● TO DO
Find each line with the string "planning" and copy it.
◇ ◇ ◇ ◇
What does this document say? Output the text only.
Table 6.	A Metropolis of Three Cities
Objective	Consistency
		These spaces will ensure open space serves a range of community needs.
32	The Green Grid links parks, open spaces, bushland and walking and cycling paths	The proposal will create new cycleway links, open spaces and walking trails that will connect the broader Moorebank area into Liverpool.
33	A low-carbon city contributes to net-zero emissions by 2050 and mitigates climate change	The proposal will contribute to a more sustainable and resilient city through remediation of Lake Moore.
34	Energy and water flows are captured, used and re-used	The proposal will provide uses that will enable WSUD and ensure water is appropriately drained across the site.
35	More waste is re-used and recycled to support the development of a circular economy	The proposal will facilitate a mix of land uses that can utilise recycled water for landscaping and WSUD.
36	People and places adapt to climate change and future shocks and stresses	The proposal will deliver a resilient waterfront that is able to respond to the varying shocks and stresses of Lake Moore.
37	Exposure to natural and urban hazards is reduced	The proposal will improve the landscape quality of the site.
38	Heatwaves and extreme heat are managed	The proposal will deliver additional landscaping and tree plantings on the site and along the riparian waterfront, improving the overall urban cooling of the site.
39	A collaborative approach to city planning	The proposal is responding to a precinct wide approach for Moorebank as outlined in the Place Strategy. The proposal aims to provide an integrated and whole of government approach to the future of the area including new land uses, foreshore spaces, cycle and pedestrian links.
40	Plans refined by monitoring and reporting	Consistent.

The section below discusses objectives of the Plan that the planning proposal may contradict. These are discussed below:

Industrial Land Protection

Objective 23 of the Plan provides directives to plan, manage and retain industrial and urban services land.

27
◇ ◇ ◇ ◇
● CORRECT RESULT
39	A collaborative approach to city planning	The proposal is responding to a precinct wide approach for Moorebank as outlined in the Place Strategy. The proposal aims to provide an integrated and whole of government approach to the future of the area including new land uses, foreshore spaces, cycle and pedestrian links.
The section below discusses objectives of the Plan that the planning proposal may contradict. These are discussed below:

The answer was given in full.